"""

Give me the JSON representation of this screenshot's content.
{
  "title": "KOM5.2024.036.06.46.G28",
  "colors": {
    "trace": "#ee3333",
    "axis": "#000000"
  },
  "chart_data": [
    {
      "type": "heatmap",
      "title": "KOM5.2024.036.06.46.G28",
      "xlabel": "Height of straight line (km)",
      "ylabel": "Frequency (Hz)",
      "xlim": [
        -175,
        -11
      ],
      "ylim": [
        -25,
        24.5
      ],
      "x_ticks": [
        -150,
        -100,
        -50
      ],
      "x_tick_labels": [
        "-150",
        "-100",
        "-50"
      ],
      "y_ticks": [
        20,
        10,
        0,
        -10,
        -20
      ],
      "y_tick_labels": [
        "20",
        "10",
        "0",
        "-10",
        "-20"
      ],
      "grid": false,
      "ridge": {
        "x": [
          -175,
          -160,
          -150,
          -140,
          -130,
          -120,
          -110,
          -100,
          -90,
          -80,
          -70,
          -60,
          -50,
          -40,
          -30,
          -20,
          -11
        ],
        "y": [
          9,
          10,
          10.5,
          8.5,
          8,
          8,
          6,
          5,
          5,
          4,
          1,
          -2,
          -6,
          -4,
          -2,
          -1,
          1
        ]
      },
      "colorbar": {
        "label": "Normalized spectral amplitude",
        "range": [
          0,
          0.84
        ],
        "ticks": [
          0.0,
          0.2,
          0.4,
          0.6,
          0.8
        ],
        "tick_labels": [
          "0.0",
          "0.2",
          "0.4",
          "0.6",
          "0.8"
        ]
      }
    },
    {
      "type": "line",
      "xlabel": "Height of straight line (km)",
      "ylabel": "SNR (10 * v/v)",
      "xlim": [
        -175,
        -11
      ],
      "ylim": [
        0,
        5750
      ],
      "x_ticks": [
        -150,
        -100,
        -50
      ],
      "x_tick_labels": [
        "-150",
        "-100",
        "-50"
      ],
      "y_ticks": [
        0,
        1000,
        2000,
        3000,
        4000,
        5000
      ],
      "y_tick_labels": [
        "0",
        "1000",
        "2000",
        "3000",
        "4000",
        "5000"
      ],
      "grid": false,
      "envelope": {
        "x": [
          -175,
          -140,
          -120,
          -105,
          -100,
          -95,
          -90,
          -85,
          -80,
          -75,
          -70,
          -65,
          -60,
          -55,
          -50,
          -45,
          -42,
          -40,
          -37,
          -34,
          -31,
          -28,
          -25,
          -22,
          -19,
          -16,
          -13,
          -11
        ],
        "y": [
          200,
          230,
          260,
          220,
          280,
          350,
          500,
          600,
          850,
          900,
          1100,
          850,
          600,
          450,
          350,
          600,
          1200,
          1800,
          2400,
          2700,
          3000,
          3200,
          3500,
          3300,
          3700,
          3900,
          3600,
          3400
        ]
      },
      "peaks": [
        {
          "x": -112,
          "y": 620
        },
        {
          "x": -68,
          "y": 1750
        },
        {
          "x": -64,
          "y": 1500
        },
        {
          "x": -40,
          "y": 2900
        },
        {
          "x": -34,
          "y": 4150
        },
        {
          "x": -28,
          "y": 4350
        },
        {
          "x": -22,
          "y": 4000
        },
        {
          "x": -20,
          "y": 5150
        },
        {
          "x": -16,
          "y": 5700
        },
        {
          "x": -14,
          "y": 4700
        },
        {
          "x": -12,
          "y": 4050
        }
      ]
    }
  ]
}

"""

WHAT IS EXPECTED: Extract the complete listing verbatim.

THE SOLUTION:
Give me the JSON representation of this screenshot's content.
{
  "title": "KOM5.2024.036.06.46.G28",
  "colors": {
    "trace": "#ee3333",
    "axis": "#000000"
  },
  "chart_data": [
    {
      "type": "heatmap",
      "title": "KOM5.2024.036.06.46.G28",
      "xlabel": "Height of straight line (km)",
      "ylabel": "Frequency (Hz)",
      "xlim": [
        -175,
        -11
      ],
      "ylim": [
        -25,
        24.5
      ],
      "x_ticks": [
        -150,
        -100,
        -50
      ],
      "x_tick_labels": [
        "-150",
        "-100",
        "-50"
      ],
      "y_ticks": [
        20,
        10,
        0,
        -10,
        -20
      ],
      "y_tick_labels": [
        "20",
        "10",
        "0",
        "-10",
        "-20"
      ],
      "grid": false,
      "ridge": {
        "x": [
          -175,
          -160,
          -150,
          -140,
          -130,
          -120,
          -110,
          -100,
          -90,
          -80,
          -70,
          -60,
          -50,
          -40,
          -30,
          -20,
          -11
        ],
        "y": [
          9,
          10,
          10.5,
          8.5,
          8,
          8,
          6,
          5,
          5,
          4,
          1,
          -2,
          -6,
          -4,
          -2,
          -1,
          1
        ]
      },
      "colorbar": {
        "label": "Normalized spectral amplitude",
        "range": [
          0,
          0.84
        ],
        "ticks": [
          0.0,
          0.2,
          0.4,
          0.6,
          0.8
        ],
        "tick_labels": [
          "0.0",
          "0.2",
          "0.4",
          "0.6",
          "0.8"
        ]
      }
    },
    {
      "type": "line",
      "xlabel": "Height of straight line (km)",
      "ylabel": "SNR (10 * v/v)",
      "xlim": [
        -175,
        -11
      ],
      "ylim": [
        0,
        5750
      ],
      "x_ticks": [
        -150,
        -100,
        -50
      ],
      "x_tick_labels": [
        "-150",
        "-100",
        "-50"
      ],
      "y_ticks": [
        0,
        1000,
        2000,
        3000,
        4000,
        5000
      ],
      "y_tick_labels": [
        "0",
        "1000",
        "2000",
        "3000",
        "4000",
        "5000"
      ],
      "grid": false,
      "envelope": {
        "x": [
          -175,
          -140,
          -120,
          -105,
          -100,
          -95,
          -90,
          -85,
          -80,
          -75,
          -70,
          -65,
          -60,
          -55,
          -50,
          -45,
          -42,
          -40,
          -37,
          -34,
          -31,
          -28,
          -25,
          -22,
          -19,
          -16,
          -13,
          -11
        ],
        "y": [
          200,
          230,
          260,
          220,
          280,
          350,
          500,
          600,
          850,
          900,
          1100,
          850,
          600,
          450,
          350,
          600,
          1200,
          1800,
          2400,
          2700,
          3000,
          3200,
          3500,
          3300,
          3700,
          3900,
          3600,
          3400
        ]
      },
      "peaks": [
        {
          "x": -112,
          "y": 620
        },
        {
          "x": -68,
          "y": 1750
        },
        {
          "x": -64,
          "y": 1500
        },
        {
          "x": -40,
          "y": 2900
        },
        {
          "x": -34,
          "y": 4150
        },
        {
          "x": -28,
          "y": 4350
        },
        {
          "x": -22,
          "y": 4000
        },
        {
          "x": -20,
          "y": 5150
        },
        {
          "x": -16,
          "y": 5700
        },
        {
          "x": -14,
          "y": 4700
        },
        {
          "x": -12,
          "y": 4050
        }
      ]
    }
  ]
}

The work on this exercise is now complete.